Al acabarse el funeral, la gente salió de la iglesia y se dispersaron, unos se fueron por diferentes caminos que llevan de la plaza a las casas del pueblo, y otros se quedaron allí. Hablé con un par de personas acerca del Salto del Tequendama, en su mayoría no estaban muy informados de la labor que cumple la Casa Museo ni sobre el proceso de descontaminación del río, parecía que ese tema no les interesara mucho. En lo que todos con quienes hablé coincidían, era en decir que existen historias de fantasmas en el salto, pero eso no quiere decir que ellos crean que las historias son ciertas, solamente las conocen porque viven en esa región y las han escuchado.
Permanecí unos treinta minutos más en la plaza mientras esperaba que llegara el bus que me llevaría de vuelta a Bogotá. En el camino de regreso volví a pasar por las cacetas, por la Casa Museo y por el Salto. La neblina ya se había disipado y era posible ver con claridad la cascada una vez más.

- - -

→ CONSIGNA 1
Resume en dos oraciones el relato sobre el Salto del Tequendama.
→ CONSIGNA 2
Según el relato sobre el Salto del Tequendama, ¿cuánto tiempo permaneció en la plaza quien narra mientras esperaba el bus?
→ CONSIGNA 3
Prolonga el relato sobre el Salto del Tequendama a partir del punto en que termina.
Estas líneas no guardan relación con el relato sobre el Salto del Tequendama.

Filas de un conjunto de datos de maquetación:
- - -

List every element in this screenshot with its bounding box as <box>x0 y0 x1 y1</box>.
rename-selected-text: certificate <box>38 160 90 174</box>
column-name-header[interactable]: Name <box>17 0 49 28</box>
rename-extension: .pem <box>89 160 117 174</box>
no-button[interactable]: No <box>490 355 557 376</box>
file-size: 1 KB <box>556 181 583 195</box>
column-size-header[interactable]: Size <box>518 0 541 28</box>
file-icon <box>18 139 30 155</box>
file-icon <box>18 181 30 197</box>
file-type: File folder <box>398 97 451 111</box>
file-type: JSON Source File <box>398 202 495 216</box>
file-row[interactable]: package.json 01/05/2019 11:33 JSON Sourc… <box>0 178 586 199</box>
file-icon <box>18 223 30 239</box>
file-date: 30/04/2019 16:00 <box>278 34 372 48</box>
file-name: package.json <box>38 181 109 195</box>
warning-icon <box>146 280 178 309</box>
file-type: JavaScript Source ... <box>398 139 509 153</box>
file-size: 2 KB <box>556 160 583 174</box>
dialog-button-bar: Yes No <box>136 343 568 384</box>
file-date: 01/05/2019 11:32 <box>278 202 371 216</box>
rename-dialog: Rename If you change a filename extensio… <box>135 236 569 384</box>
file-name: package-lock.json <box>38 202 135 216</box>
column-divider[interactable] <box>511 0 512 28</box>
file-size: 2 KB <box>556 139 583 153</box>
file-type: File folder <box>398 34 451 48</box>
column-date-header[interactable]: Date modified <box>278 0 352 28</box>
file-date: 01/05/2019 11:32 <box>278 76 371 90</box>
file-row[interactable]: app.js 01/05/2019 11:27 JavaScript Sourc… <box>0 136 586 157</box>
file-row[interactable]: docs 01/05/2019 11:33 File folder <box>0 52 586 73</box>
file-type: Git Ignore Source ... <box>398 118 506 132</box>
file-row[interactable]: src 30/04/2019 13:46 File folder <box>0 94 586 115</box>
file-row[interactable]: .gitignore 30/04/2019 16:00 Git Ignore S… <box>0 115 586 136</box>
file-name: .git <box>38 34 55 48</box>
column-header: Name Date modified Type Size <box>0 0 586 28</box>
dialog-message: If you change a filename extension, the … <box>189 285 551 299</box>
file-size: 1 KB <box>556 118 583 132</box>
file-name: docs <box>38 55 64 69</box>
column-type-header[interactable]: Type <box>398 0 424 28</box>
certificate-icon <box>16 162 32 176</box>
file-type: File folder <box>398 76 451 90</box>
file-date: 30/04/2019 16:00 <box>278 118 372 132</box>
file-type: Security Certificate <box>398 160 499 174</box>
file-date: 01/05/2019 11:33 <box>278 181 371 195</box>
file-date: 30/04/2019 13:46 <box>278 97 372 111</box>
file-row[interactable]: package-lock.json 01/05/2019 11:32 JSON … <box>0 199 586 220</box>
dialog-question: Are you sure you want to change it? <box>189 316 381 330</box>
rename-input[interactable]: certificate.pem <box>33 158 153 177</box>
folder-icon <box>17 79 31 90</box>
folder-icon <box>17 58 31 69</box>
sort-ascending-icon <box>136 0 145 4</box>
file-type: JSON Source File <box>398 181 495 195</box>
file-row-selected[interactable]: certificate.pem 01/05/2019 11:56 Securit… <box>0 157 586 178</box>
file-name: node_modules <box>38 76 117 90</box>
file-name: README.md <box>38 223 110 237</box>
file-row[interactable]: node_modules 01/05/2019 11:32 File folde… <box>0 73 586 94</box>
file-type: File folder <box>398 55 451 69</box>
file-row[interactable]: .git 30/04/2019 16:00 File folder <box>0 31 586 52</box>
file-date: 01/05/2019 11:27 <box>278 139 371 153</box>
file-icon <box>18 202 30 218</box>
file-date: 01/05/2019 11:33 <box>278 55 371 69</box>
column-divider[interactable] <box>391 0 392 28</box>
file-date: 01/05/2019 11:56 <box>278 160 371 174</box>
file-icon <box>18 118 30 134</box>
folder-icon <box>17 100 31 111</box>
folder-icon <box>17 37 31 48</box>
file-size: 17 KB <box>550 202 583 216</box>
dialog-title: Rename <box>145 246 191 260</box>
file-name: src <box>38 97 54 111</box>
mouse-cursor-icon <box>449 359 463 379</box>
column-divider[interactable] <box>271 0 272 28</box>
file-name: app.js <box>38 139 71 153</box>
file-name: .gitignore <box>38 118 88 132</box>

- - -

→ RESPUESTA 1
Al terminar el funeral, la persona que narra habló con algunos habitantes, que sabían poco de la labor de la Casa Museo y de la descontaminación del río, aunque todos conocían historias de fantasmas en el salto sin que eso significara que las creyeran ciertas. Luego esperó unos treinta minutos en la plaza el bus de vuelta a Bogotá y, de regreso, pasó otra vez por las cacetas, la Casa Museo y el Salto, cuya cascada volvía a verse con claridad porque la neblina se había disipado.

→ RESPUESTA 2
Unos treinta minutos.

→ RESPUESTA 3
Al final me di cuenta de que en el Salto sí hay fantasmas, pero no son los espíritus terroríficos que cuentan las historias de miedo para asustar a la gente; los fantasmas del Salto son diferentes. Pienso en el fantasma que es el recuerdo de lo que el río Bogotá fue una vez, antes de que toda la contaminación lo convirtiera en un pozo de suciedad y desechos, cuando este pasaba por el Salto del Tequendama y se convertía en una majestuosa caída de agua. Pienso en el fantasma de una tradición familiar de esas personas que venden productos en sus cacetas a la orilla de la carretera; como antes no les ponían problemas por hacer su trabajo y ganarse la vida, pero ahora les quieren quitar la única fuente de ingresos que tienen. Pienso en el fantasma del recuerdo de la casa del Salto, que comenzó como estación del tren y luego pasó a ser un hotel, para tiempo después convertirse en una edificación abandonada a causa de la contaminación del río y que ahora es un museo que sirve como punto de inicio para concientizar a las personas del daño ecológico que le hemos hecho a esta zona durante décadas. A decir verdad, los fantasmas del Salto no son almas en pena, son el recuerdo de algo que hemos perdido y que esperamos no sea muy tarde para recuperarlo.